-- Given instruction --
Wherever the word "from" shows up in a line, please copy that line.

--- begin Records supplied ---

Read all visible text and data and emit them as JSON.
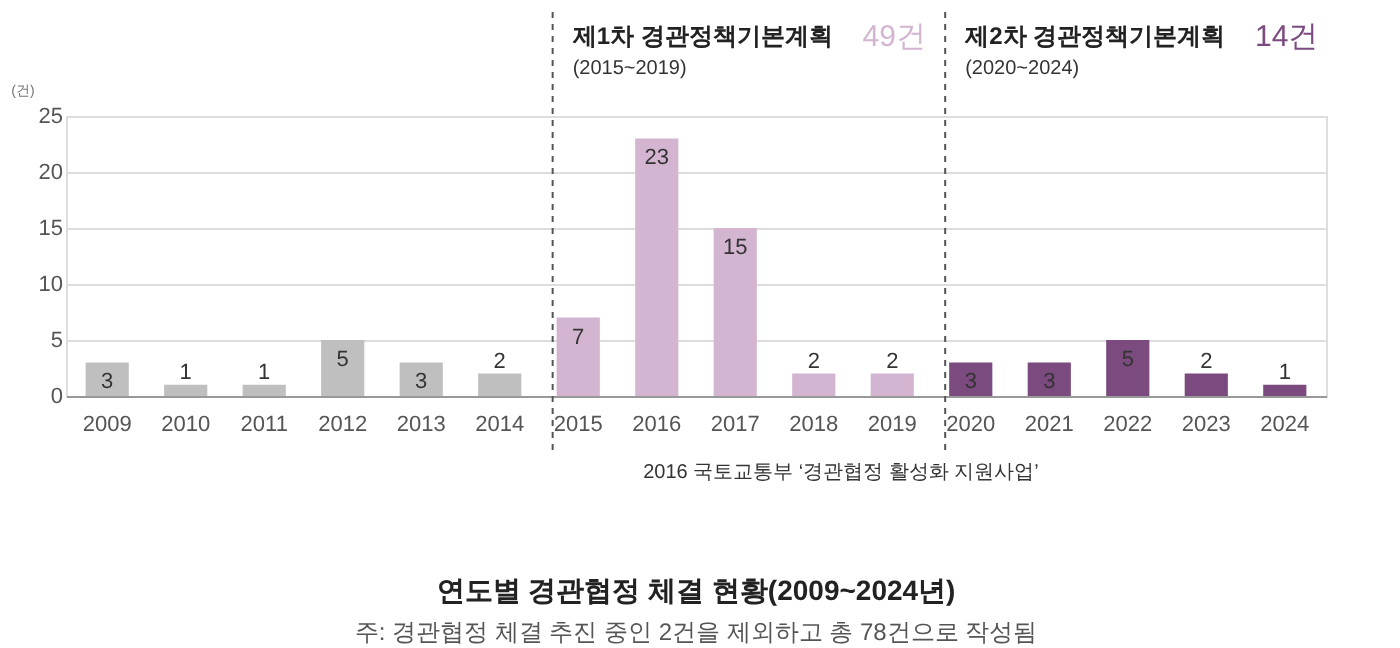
{
  "chart_data": {
    "type": "bar",
    "title": "연도별 경관협정 체결 현황(2009~2024년)",
    "subtitle": "주: 경관협정 체결 추진 중인 2건을 제외하고 총 78건으로 작성됨",
    "ylabel": "(건)",
    "categories": [
      "2009",
      "2010",
      "2011",
      "2012",
      "2013",
      "2014",
      "2015",
      "2016",
      "2017",
      "2018",
      "2019",
      "2020",
      "2021",
      "2022",
      "2023",
      "2024"
    ],
    "values": [
      3,
      1,
      1,
      5,
      3,
      2,
      7,
      23,
      15,
      2,
      2,
      3,
      3,
      5,
      2,
      1
    ],
    "colors": [
      "#bfbfbf",
      "#bfbfbf",
      "#bfbfbf",
      "#bfbfbf",
      "#bfbfbf",
      "#bfbfbf",
      "#d4b5d1",
      "#d4b5d1",
      "#d4b5d1",
      "#d4b5d1",
      "#d4b5d1",
      "#7b4a7f",
      "#7b4a7f",
      "#7b4a7f",
      "#7b4a7f",
      "#7b4a7f"
    ],
    "ylim": [
      0,
      25
    ],
    "yticks": [
      0,
      5,
      10,
      15,
      20,
      25
    ],
    "grid": "y",
    "data_labels": true,
    "ref_lines": [
      {
        "axis": "x",
        "value": "2015",
        "label": "제1차 경관정책기본계획",
        "line_style": "dashed"
      },
      {
        "axis": "x",
        "value": "2020",
        "label": "제2차 경관정책기본계획",
        "line_style": "dashed"
      }
    ],
    "annotations": [
      "(2015~2019)",
      "49건",
      "(2020~2024)",
      "14건",
      "2016 국토교통부 ‘경관협정 활성화 지원사업’"
    ]
  }
}
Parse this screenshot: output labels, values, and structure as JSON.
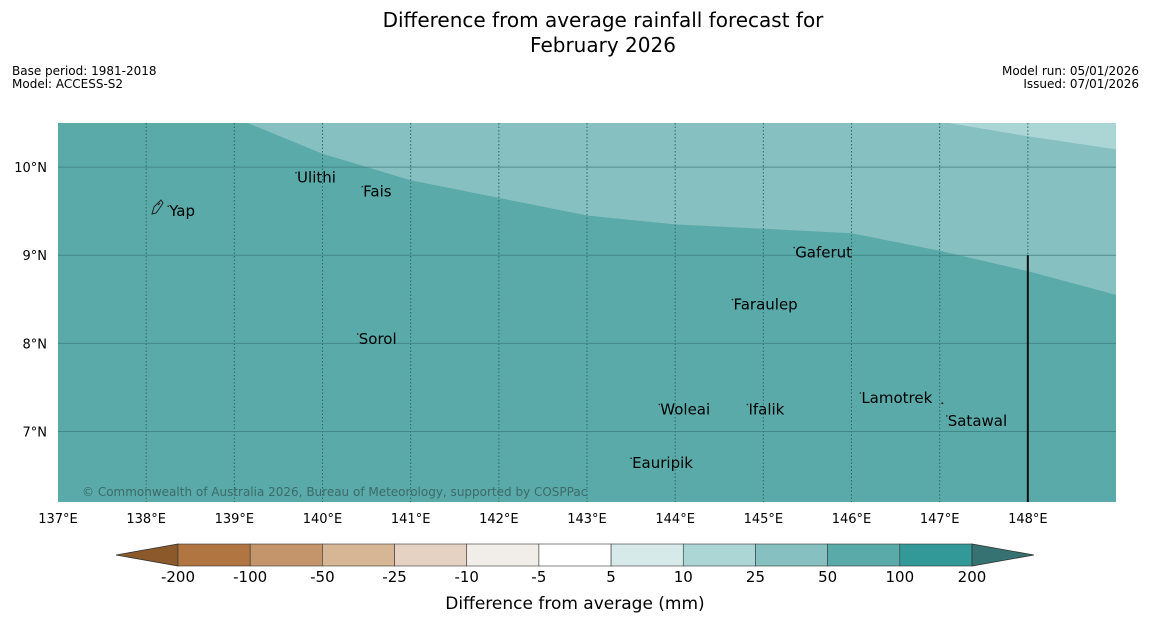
{
  "title": {
    "line1": "Difference from average rainfall forecast for",
    "line2": "February 2026"
  },
  "info_left": {
    "base_period": "Base period: 1981-2018",
    "model": "Model: ACCESS-S2"
  },
  "info_right": {
    "model_run": "Model run: 05/01/2026",
    "issued": "Issued: 07/01/2026"
  },
  "map": {
    "extent": {
      "lon_min": 137.0,
      "lon_max": 149.0,
      "lat_min": 6.2,
      "lat_max": 10.5
    },
    "lon_ticks": [
      {
        "value": 137,
        "label": "137°E"
      },
      {
        "value": 138,
        "label": "138°E"
      },
      {
        "value": 139,
        "label": "139°E"
      },
      {
        "value": 140,
        "label": "140°E"
      },
      {
        "value": 141,
        "label": "141°E"
      },
      {
        "value": 142,
        "label": "142°E"
      },
      {
        "value": 143,
        "label": "143°E"
      },
      {
        "value": 144,
        "label": "144°E"
      },
      {
        "value": 145,
        "label": "145°E"
      },
      {
        "value": 146,
        "label": "146°E"
      },
      {
        "value": 147,
        "label": "147°E"
      },
      {
        "value": 148,
        "label": "148°E"
      }
    ],
    "lat_ticks": [
      {
        "value": 10,
        "label": "10°N"
      },
      {
        "value": 9,
        "label": "9°N"
      },
      {
        "value": 8,
        "label": "8°N"
      },
      {
        "value": 7,
        "label": "7°N"
      }
    ],
    "category_fill": {
      "band_50_100": "#5aaaaa",
      "band_25_50": "#86c0c0",
      "band_10_25": "#acd5d5"
    },
    "boundary_50": [
      [
        139.15,
        10.5
      ],
      [
        140.0,
        10.15
      ],
      [
        141.0,
        9.85
      ],
      [
        142.0,
        9.65
      ],
      [
        143.0,
        9.45
      ],
      [
        144.0,
        9.35
      ],
      [
        145.0,
        9.3
      ],
      [
        146.0,
        9.25
      ],
      [
        147.0,
        9.05
      ],
      [
        148.0,
        8.82
      ],
      [
        149.0,
        8.55
      ]
    ],
    "boundary_25": [
      [
        147.1,
        10.5
      ],
      [
        148.0,
        10.35
      ],
      [
        149.0,
        10.2
      ]
    ],
    "border_line": {
      "lon": 148.0,
      "lat_min": 6.2,
      "lat_max": 9.0
    },
    "places": [
      {
        "name": "Yap",
        "lon": 138.25,
        "lat": 9.5
      },
      {
        "name": "Ulithi",
        "lon": 139.7,
        "lat": 9.88
      },
      {
        "name": "Fais",
        "lon": 140.45,
        "lat": 9.72
      },
      {
        "name": "Gaferut",
        "lon": 145.35,
        "lat": 9.03
      },
      {
        "name": "Faraulep",
        "lon": 144.65,
        "lat": 8.44
      },
      {
        "name": "Sorol",
        "lon": 140.4,
        "lat": 8.05
      },
      {
        "name": "Woleai",
        "lon": 143.82,
        "lat": 7.25
      },
      {
        "name": "Ifalik",
        "lon": 144.82,
        "lat": 7.25
      },
      {
        "name": "Lamotrek",
        "lon": 146.1,
        "lat": 7.38
      },
      {
        "name": "Satawal",
        "lon": 147.08,
        "lat": 7.12
      },
      {
        "name": "Eauripik",
        "lon": 143.5,
        "lat": 6.64
      }
    ],
    "copyright": "© Commonwealth of Australia 2026, Bureau of Meteorology, supported by COSPPac"
  },
  "colorbar": {
    "colors": [
      "#8c5a2a",
      "#b07540",
      "#c4946a",
      "#d7b696",
      "#e6d2c2",
      "#f1ede8",
      "#ffffff",
      "#d6eaea",
      "#acd5d5",
      "#86c0c0",
      "#5aaaaa",
      "#339898",
      "#367272"
    ],
    "labels": [
      "-200",
      "-100",
      "-50",
      "-25",
      "-10",
      "-5",
      "5",
      "10",
      "25",
      "50",
      "100",
      "200"
    ],
    "title": "Difference from average (mm)"
  }
}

--- end Records supplied ---

-- The completed task --
    "line1": "Difference from average rainfall forecast for",
    "title": "Difference from average (mm)"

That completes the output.